• THE INPUT:
[Start]
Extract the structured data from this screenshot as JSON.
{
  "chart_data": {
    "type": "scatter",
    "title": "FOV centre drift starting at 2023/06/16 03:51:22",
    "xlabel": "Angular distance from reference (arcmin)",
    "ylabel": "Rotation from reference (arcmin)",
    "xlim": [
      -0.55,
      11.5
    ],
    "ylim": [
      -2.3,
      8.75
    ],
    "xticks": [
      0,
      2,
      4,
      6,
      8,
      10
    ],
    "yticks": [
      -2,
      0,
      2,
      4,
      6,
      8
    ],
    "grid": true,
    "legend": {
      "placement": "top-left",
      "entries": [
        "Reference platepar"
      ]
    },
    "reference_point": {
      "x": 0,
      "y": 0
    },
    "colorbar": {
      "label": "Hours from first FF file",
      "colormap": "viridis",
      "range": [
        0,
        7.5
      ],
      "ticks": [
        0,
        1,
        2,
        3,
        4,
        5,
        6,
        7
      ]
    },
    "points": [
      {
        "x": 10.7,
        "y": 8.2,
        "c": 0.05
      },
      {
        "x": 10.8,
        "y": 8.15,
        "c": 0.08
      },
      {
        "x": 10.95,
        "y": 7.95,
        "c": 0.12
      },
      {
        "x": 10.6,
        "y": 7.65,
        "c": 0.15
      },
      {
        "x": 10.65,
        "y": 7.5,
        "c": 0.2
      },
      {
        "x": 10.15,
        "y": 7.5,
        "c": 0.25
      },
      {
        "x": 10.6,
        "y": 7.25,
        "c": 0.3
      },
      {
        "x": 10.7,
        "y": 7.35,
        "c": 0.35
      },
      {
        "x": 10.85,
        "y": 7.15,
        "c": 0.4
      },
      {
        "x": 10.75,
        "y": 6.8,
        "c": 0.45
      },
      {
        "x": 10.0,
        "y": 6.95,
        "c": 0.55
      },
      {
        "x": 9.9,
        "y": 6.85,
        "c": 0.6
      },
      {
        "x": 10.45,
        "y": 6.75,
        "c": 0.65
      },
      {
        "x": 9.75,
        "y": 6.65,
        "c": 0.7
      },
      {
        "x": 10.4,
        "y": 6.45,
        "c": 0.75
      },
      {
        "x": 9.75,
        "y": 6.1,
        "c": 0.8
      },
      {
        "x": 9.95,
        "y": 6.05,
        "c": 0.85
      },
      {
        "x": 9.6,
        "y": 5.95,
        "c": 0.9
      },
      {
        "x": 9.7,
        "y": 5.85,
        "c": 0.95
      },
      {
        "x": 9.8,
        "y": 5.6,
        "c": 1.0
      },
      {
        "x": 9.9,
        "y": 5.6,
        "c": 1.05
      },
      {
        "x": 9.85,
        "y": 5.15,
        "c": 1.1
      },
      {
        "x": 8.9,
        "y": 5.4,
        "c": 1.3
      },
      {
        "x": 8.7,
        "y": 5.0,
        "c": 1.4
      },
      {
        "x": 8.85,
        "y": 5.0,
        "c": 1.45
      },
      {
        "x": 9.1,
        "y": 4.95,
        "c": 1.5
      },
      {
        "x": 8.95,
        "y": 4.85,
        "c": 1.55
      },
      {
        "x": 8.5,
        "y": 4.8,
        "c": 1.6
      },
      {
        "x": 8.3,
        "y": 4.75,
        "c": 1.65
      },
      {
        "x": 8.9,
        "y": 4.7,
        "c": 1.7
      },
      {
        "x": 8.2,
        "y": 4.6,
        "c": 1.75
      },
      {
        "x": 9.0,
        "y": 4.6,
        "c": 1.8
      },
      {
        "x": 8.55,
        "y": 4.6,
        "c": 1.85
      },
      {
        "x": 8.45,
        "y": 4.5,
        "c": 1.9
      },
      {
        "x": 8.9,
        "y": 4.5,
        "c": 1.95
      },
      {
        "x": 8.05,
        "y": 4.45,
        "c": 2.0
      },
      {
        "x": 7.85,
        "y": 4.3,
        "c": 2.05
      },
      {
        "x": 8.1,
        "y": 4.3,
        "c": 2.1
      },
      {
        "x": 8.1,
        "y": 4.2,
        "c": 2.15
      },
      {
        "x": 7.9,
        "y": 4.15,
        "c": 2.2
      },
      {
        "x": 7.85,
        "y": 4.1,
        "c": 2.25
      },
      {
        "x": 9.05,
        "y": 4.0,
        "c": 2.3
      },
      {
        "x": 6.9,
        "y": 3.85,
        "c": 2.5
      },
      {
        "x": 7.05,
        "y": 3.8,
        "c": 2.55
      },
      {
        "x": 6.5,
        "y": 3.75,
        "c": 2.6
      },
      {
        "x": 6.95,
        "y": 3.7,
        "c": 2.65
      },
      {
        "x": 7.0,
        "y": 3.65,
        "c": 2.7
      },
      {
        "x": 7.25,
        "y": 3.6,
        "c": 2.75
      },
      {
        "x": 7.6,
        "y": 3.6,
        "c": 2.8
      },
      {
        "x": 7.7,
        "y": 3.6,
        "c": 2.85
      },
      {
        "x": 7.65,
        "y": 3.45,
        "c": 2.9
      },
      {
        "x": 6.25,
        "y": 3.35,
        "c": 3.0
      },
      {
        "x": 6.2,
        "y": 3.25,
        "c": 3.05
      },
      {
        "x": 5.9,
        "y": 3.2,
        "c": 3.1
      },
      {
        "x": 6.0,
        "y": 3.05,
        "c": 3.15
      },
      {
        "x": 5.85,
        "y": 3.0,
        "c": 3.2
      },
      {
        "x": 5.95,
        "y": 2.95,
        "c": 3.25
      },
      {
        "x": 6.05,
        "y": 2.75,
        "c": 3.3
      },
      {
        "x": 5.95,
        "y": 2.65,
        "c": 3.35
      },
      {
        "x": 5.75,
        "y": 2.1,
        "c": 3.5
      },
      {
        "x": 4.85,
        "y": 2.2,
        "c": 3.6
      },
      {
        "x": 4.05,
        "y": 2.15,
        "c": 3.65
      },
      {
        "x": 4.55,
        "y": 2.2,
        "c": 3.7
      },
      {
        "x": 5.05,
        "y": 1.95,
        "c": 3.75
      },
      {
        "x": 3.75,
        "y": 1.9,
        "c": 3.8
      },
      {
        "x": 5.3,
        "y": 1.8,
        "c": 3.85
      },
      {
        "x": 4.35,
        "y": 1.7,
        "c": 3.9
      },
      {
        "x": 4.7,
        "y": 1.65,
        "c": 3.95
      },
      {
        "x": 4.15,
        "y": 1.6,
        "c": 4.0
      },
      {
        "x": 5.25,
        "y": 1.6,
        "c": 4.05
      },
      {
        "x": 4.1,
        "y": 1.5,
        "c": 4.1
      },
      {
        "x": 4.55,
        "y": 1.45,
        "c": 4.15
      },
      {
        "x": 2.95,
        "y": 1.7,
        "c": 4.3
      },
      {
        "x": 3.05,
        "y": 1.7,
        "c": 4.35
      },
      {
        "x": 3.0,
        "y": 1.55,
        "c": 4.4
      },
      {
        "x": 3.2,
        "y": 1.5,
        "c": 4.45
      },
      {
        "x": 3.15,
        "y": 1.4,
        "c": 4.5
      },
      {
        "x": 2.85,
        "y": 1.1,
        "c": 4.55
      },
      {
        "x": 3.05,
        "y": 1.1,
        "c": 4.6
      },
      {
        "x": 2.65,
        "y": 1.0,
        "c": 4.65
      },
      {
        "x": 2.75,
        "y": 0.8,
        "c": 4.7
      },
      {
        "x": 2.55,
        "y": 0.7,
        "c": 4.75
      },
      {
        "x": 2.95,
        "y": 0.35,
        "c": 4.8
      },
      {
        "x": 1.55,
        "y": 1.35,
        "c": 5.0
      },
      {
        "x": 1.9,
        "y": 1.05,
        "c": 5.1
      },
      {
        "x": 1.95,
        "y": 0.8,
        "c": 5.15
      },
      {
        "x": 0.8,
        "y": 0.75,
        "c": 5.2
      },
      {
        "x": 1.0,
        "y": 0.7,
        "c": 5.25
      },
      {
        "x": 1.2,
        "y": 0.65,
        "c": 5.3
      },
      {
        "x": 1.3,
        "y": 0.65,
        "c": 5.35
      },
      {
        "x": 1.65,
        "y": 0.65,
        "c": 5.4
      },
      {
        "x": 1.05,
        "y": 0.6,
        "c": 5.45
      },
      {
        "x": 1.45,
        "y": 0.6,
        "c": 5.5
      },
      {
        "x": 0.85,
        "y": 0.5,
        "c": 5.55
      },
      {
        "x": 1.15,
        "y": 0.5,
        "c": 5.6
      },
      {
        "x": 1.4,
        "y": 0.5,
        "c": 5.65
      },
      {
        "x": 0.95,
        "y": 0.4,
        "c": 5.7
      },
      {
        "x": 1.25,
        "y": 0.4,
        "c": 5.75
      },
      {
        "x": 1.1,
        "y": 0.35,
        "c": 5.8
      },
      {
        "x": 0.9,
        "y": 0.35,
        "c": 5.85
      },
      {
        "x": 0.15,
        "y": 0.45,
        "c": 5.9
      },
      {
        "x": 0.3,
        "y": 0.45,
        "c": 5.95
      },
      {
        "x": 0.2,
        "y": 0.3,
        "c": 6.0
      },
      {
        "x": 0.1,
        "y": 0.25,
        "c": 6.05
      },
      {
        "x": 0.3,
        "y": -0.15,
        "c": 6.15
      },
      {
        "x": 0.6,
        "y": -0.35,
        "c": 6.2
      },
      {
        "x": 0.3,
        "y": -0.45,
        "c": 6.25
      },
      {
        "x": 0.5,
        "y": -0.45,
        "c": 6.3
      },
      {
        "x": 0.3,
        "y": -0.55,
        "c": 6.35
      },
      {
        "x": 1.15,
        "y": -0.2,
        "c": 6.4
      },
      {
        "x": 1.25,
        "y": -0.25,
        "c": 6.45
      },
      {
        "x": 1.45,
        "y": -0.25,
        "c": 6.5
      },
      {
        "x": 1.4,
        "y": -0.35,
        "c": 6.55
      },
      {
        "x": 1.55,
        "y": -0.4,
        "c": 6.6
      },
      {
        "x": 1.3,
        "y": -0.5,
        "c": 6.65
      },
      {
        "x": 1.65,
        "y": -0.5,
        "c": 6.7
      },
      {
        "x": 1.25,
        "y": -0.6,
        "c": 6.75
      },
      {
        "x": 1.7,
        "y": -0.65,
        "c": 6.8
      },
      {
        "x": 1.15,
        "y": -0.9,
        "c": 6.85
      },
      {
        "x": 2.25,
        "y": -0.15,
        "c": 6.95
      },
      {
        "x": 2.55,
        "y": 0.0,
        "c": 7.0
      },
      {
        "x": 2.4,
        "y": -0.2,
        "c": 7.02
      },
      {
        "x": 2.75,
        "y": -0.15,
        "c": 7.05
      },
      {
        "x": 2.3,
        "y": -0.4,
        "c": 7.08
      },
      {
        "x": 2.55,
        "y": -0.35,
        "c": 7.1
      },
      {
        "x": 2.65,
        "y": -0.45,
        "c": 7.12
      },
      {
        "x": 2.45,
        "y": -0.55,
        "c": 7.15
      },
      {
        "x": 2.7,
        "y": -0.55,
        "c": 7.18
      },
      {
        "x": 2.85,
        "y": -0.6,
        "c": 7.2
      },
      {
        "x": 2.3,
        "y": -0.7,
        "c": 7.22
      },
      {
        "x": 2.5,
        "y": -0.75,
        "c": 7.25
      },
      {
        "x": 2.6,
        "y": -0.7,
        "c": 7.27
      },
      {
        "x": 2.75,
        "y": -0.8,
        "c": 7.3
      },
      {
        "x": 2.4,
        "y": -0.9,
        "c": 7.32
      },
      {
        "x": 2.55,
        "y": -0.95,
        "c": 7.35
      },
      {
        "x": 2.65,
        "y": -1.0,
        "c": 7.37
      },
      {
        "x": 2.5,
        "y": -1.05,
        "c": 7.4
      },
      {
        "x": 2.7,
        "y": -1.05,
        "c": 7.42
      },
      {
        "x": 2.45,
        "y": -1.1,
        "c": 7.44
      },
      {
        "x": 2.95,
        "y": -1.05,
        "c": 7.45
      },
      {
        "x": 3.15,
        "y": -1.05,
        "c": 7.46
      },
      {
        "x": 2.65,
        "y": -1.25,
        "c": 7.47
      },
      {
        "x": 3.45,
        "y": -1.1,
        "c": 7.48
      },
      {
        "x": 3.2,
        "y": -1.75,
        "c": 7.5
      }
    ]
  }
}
[End]
• DESCRIPTION OF THE TASK: Note every line above where the string "arcmin" shows up, and copy those lines.

• TASK RESULT:
    "xlabel": "Angular distance from reference (arcmin)",
    "ylabel": "Rotation from reference (arcmin)",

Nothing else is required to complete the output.